## STATED EXERCISE
Can you copy every one of the rows below, word for word and in their original order?

==== DATA SHOWN

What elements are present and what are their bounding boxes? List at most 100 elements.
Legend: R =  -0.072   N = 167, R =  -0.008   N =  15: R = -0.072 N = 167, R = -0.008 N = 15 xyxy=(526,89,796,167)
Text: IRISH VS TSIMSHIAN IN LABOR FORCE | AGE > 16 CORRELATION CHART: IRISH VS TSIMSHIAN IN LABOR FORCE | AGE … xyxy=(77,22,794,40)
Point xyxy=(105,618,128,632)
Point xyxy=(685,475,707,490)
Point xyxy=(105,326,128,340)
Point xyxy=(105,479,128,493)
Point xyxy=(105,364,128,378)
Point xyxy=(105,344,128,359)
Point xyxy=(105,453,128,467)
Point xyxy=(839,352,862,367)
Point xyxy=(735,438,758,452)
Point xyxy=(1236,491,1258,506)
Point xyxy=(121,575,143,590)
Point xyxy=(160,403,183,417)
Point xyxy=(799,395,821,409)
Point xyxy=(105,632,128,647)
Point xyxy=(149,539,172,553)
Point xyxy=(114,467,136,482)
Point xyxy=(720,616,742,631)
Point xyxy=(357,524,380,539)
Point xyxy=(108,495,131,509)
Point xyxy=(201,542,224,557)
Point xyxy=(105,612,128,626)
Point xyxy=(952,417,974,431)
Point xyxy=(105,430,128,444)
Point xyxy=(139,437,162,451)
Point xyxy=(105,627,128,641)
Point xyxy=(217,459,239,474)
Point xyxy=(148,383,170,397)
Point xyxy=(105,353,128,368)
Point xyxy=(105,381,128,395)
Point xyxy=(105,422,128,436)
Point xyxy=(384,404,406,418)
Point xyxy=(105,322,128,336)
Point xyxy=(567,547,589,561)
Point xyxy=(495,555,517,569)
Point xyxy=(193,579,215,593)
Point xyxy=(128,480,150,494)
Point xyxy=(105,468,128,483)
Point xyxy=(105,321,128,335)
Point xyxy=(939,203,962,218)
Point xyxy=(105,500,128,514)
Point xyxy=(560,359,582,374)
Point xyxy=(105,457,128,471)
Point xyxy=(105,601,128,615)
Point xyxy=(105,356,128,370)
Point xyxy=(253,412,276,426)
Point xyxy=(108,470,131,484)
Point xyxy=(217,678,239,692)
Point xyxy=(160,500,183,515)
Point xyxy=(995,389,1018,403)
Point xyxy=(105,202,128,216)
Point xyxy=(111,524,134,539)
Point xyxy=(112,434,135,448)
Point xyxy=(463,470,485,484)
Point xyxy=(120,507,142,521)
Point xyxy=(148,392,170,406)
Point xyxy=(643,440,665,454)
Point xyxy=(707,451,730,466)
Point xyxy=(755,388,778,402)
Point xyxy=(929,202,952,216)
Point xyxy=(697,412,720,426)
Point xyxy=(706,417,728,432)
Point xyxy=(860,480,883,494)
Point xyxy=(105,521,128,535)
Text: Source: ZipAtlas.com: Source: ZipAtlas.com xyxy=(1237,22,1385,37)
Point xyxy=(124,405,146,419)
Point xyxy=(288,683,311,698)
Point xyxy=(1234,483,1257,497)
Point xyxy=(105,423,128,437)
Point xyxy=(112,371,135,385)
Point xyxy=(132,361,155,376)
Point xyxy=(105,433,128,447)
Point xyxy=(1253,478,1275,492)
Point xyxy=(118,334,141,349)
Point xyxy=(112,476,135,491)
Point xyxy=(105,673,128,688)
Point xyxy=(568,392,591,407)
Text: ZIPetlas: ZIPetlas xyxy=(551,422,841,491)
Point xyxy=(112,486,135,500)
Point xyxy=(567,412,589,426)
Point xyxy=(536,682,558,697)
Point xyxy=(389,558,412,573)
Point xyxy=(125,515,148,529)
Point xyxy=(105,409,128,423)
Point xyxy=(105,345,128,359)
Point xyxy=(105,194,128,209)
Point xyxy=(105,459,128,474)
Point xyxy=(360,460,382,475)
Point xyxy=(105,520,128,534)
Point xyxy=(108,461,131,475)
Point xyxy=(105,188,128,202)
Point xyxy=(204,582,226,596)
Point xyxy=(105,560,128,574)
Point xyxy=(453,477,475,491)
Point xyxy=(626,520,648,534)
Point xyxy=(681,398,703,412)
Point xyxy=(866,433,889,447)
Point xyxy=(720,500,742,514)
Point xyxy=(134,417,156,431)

========

## WRITTEN RESPONSE
What elements are present and what are their bounding boxes? List at most 100 elements.
Legend: R =  -0.072   N = 167, R =  -0.008   N =  15: R = -0.072 N = 167, R = -0.008 N = 15 xyxy=(526,89,796,167)
Text: IRISH VS TSIMSHIAN IN LABOR FORCE | AGE > 16 CORRELATION CHART: IRISH VS TSIMSHIAN IN LABOR FORCE | AGE … xyxy=(77,22,794,40)
Point xyxy=(105,618,128,632)
Point xyxy=(685,475,707,490)
Point xyxy=(105,326,128,340)
Point xyxy=(105,479,128,493)
Point xyxy=(105,364,128,378)
Point xyxy=(105,344,128,359)
Point xyxy=(105,453,128,467)
Point xyxy=(839,352,862,367)
Point xyxy=(735,438,758,452)
Point xyxy=(1236,491,1258,506)
Point xyxy=(121,575,143,590)
Point xyxy=(160,403,183,417)
Point xyxy=(799,395,821,409)
Point xyxy=(105,632,128,647)
Point xyxy=(149,539,172,553)
Point xyxy=(114,467,136,482)
Point xyxy=(720,616,742,631)
Point xyxy=(357,524,380,539)
Point xyxy=(108,495,131,509)
Point xyxy=(201,542,224,557)
Point xyxy=(105,612,128,626)
Point xyxy=(952,417,974,431)
Point xyxy=(105,430,128,444)
Point xyxy=(139,437,162,451)
Point xyxy=(105,627,128,641)
Point xyxy=(217,459,239,474)
Point xyxy=(148,383,170,397)
Point xyxy=(105,353,128,368)
Point xyxy=(105,381,128,395)
Point xyxy=(105,422,128,436)
Point xyxy=(384,404,406,418)
Point xyxy=(105,322,128,336)
Point xyxy=(567,547,589,561)
Point xyxy=(495,555,517,569)
Point xyxy=(193,579,215,593)
Point xyxy=(128,480,150,494)
Point xyxy=(105,468,128,483)
Point xyxy=(105,321,128,335)
Point xyxy=(939,203,962,218)
Point xyxy=(105,500,128,514)
Point xyxy=(560,359,582,374)
Point xyxy=(105,457,128,471)
Point xyxy=(105,601,128,615)
Point xyxy=(105,356,128,370)
Point xyxy=(253,412,276,426)
Point xyxy=(108,470,131,484)
Point xyxy=(217,678,239,692)
Point xyxy=(160,500,183,515)
Point xyxy=(995,389,1018,403)
Point xyxy=(105,202,128,216)
Point xyxy=(111,524,134,539)
Point xyxy=(112,434,135,448)
Point xyxy=(463,470,485,484)
Point xyxy=(120,507,142,521)
Point xyxy=(148,392,170,406)
Point xyxy=(643,440,665,454)
Point xyxy=(707,451,730,466)
Point xyxy=(755,388,778,402)
Point xyxy=(929,202,952,216)
Point xyxy=(697,412,720,426)
Point xyxy=(706,417,728,432)
Point xyxy=(860,480,883,494)
Point xyxy=(105,521,128,535)
Text: Source: ZipAtlas.com: Source: ZipAtlas.com xyxy=(1237,22,1385,37)
Point xyxy=(124,405,146,419)
Point xyxy=(288,683,311,698)
Point xyxy=(1234,483,1257,497)
Point xyxy=(105,423,128,437)
Point xyxy=(112,371,135,385)
Point xyxy=(132,361,155,376)
Point xyxy=(105,433,128,447)
Point xyxy=(1253,478,1275,492)
Point xyxy=(118,334,141,349)
Point xyxy=(112,476,135,491)
Point xyxy=(105,673,128,688)
Point xyxy=(568,392,591,407)
Text: ZIPetlas: ZIPetlas xyxy=(551,422,841,491)
Point xyxy=(112,486,135,500)
Point xyxy=(567,412,589,426)
Point xyxy=(536,682,558,697)
Point xyxy=(389,558,412,573)
Point xyxy=(125,515,148,529)
Point xyxy=(105,409,128,423)
Point xyxy=(105,345,128,359)
Point xyxy=(105,194,128,209)
Point xyxy=(105,459,128,474)
Point xyxy=(360,460,382,475)
Point xyxy=(105,520,128,534)
Point xyxy=(108,461,131,475)
Point xyxy=(105,188,128,202)
Point xyxy=(204,582,226,596)
Point xyxy=(105,560,128,574)
Point xyxy=(453,477,475,491)
Point xyxy=(626,520,648,534)
Point xyxy=(681,398,703,412)
Point xyxy=(866,433,889,447)
Point xyxy=(720,500,742,514)
Point xyxy=(134,417,156,431)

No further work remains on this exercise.